Start

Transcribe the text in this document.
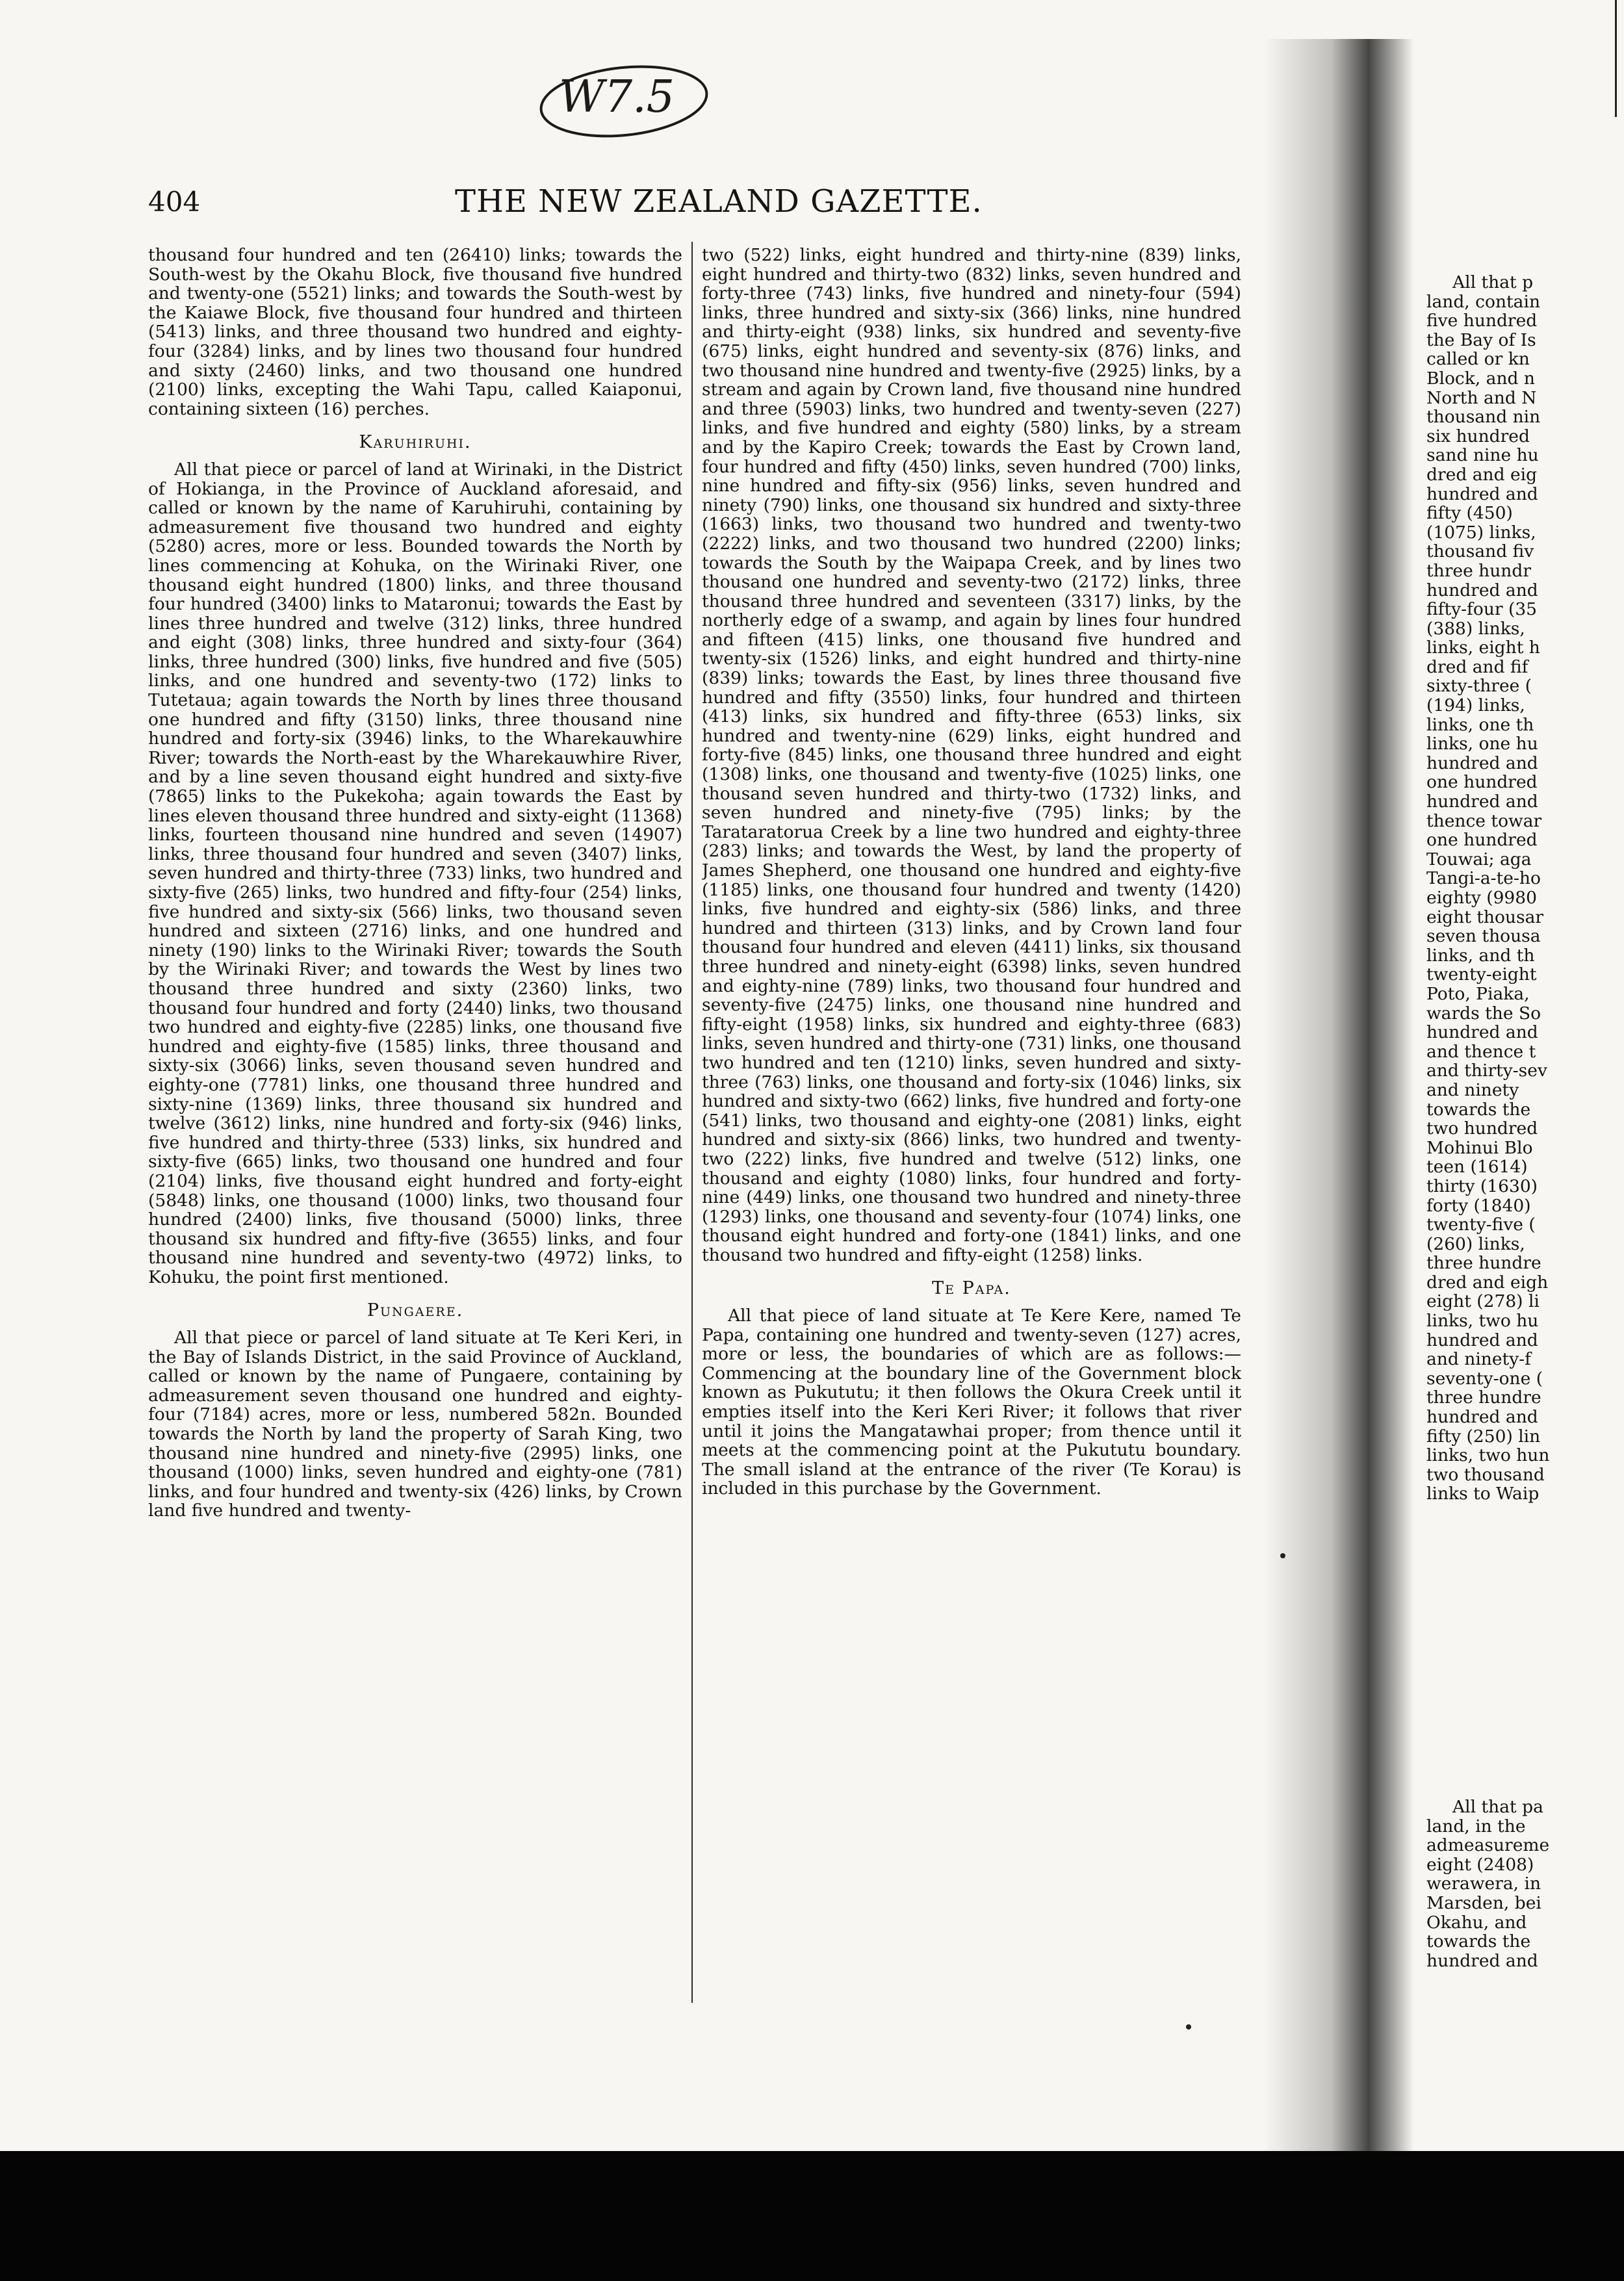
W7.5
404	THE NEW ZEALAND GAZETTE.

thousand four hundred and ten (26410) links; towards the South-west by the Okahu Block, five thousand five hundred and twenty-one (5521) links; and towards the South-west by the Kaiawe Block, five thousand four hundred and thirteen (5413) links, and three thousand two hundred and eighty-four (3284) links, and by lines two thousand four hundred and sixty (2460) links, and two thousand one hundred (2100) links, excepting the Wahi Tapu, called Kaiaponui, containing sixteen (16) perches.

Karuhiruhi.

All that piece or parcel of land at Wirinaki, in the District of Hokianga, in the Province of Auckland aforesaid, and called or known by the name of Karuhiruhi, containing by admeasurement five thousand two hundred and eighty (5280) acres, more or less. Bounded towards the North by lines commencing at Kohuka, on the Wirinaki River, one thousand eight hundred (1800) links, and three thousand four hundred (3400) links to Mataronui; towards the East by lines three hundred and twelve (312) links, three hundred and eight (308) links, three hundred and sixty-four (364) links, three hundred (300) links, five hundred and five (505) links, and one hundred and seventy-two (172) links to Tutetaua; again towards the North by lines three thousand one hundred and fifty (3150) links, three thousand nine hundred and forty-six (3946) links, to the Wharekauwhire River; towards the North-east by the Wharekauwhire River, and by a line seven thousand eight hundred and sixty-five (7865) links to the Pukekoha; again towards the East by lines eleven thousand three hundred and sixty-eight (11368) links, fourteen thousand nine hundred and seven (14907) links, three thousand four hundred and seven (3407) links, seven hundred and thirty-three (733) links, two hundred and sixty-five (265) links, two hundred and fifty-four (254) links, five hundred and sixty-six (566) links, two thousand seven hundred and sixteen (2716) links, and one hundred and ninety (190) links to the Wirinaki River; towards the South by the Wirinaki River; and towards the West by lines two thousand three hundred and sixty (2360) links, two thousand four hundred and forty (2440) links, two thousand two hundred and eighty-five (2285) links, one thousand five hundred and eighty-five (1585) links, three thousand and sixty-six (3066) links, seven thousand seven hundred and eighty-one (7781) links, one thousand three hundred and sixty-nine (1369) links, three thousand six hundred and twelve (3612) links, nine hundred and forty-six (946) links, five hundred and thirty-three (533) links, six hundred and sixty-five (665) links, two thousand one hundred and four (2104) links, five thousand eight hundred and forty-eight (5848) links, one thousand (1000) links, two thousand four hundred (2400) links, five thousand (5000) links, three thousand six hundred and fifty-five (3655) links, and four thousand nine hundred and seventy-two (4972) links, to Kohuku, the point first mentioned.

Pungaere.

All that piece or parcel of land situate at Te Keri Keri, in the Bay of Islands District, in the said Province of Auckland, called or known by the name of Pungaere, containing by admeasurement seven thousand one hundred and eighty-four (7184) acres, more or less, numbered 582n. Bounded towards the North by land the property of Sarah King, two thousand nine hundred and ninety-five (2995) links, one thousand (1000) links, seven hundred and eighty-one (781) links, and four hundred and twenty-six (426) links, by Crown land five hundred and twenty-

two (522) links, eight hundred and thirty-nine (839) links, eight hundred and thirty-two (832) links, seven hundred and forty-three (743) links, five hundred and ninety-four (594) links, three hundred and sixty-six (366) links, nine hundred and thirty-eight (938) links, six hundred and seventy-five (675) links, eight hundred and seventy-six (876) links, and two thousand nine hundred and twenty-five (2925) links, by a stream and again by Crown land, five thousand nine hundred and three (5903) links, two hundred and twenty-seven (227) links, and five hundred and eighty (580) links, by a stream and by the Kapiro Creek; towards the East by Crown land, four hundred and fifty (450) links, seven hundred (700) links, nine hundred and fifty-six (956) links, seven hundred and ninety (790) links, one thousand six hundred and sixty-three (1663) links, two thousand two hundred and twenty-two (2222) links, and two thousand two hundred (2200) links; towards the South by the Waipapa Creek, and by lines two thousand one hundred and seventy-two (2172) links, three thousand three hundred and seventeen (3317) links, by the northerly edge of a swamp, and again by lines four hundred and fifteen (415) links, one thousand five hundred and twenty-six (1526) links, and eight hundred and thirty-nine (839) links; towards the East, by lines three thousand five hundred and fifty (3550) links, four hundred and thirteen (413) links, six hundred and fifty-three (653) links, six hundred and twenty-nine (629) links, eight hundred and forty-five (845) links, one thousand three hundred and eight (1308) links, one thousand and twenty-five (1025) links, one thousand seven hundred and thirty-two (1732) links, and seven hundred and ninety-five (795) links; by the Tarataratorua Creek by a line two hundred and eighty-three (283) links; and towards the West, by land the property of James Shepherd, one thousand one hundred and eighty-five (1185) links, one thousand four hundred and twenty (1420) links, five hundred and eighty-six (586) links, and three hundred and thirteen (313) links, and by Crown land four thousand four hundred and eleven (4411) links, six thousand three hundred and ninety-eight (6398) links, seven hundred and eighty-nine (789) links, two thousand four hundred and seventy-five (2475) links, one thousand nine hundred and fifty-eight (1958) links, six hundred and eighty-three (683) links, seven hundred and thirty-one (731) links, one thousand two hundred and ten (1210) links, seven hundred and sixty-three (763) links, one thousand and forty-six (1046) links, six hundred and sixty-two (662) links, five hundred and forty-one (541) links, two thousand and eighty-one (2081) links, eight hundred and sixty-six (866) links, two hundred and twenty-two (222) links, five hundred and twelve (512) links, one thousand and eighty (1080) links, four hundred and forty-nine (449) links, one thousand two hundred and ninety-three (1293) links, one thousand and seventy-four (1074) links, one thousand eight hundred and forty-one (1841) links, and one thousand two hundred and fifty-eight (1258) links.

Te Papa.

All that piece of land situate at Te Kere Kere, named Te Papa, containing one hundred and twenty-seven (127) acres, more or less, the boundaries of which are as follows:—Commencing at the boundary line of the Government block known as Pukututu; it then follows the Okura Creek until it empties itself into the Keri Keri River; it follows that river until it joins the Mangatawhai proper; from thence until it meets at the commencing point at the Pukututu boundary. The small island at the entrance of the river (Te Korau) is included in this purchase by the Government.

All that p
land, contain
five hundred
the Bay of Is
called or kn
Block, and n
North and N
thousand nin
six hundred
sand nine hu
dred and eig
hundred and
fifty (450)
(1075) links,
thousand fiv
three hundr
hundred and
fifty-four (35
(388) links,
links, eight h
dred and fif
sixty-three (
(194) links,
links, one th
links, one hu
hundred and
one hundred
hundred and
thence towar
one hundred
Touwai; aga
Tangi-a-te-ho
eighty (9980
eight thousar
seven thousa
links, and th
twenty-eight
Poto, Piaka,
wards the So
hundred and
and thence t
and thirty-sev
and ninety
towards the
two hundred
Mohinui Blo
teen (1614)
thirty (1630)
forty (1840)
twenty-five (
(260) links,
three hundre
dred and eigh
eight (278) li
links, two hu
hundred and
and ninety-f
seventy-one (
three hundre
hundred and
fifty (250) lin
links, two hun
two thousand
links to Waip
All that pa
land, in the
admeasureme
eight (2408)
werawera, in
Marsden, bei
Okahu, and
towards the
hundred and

End
Start

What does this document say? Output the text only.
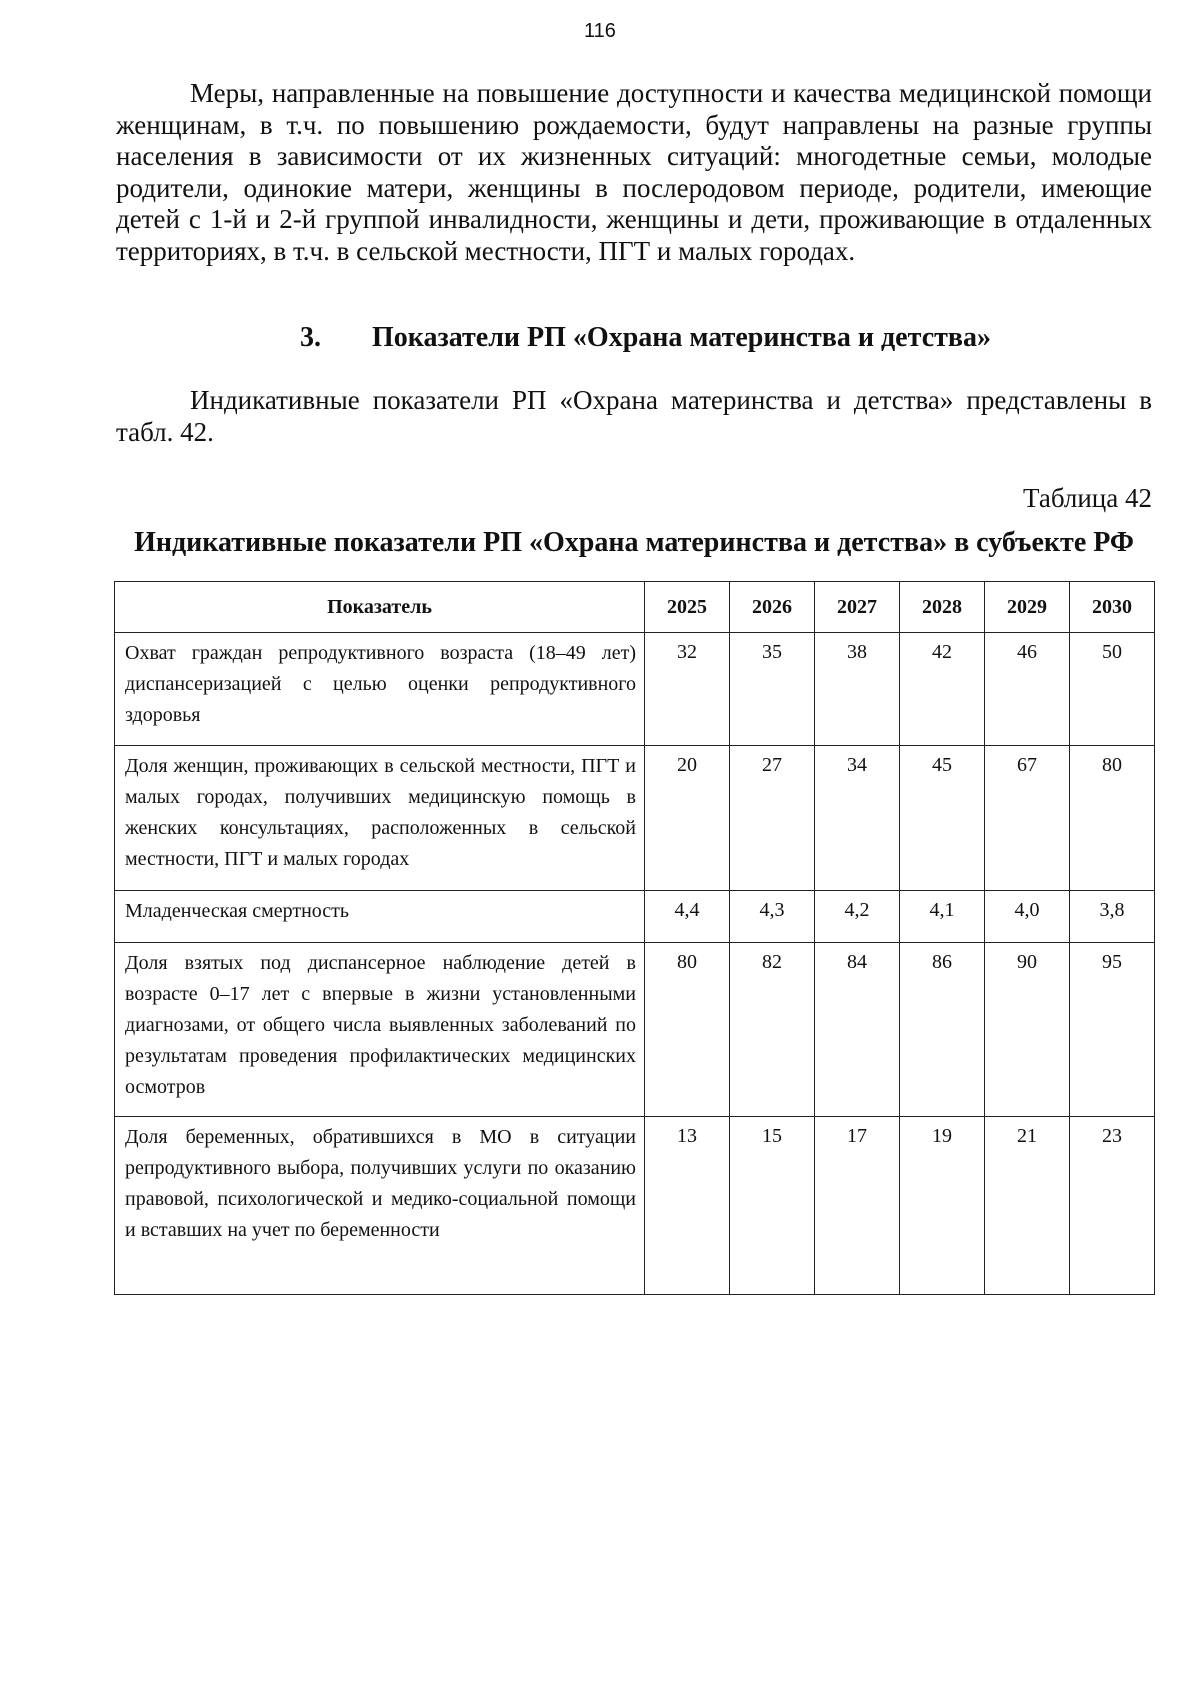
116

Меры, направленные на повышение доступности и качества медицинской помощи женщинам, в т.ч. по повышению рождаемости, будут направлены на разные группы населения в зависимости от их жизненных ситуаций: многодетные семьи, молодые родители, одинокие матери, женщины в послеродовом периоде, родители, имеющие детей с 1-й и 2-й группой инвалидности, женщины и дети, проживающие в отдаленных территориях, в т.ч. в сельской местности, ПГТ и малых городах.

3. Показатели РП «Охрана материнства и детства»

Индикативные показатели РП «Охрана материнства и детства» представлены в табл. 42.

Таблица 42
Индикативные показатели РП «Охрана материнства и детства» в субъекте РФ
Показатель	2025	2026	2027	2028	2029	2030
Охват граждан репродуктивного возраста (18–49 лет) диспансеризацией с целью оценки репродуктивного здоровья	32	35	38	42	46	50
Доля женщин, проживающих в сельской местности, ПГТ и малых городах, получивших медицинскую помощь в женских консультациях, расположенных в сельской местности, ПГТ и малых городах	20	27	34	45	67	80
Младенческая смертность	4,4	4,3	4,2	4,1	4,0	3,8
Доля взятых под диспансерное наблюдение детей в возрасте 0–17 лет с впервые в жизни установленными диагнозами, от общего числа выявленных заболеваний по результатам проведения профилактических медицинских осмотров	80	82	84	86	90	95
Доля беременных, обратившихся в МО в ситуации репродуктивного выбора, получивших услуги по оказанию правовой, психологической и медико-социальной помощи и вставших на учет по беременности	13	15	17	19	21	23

End

## Task
From the data above, show each line that contains "помощи".

## Answer below
Меры, направленные на повышение доступности и качества медицинской помощи женщинам, в т.ч. по повышению рождаемости, будут направлены на разные группы населения в зависимости от их жизненных ситуаций: многодетные семьи, молодые родители, одинокие матери, женщины в послеродовом периоде, родители, имеющие детей с 1-й и 2-й группой инвалидности, женщины и дети, проживающие в отдаленных территориях, в т.ч. в сельской местности, ПГТ и малых городах.
Доля беременных, обратившихся в МО в ситуации репродуктивного выбора, получивших услуги по оказанию правовой, психологической и медико-социальной помощи и вставших на учет по беременности	13	15	17	19	21	23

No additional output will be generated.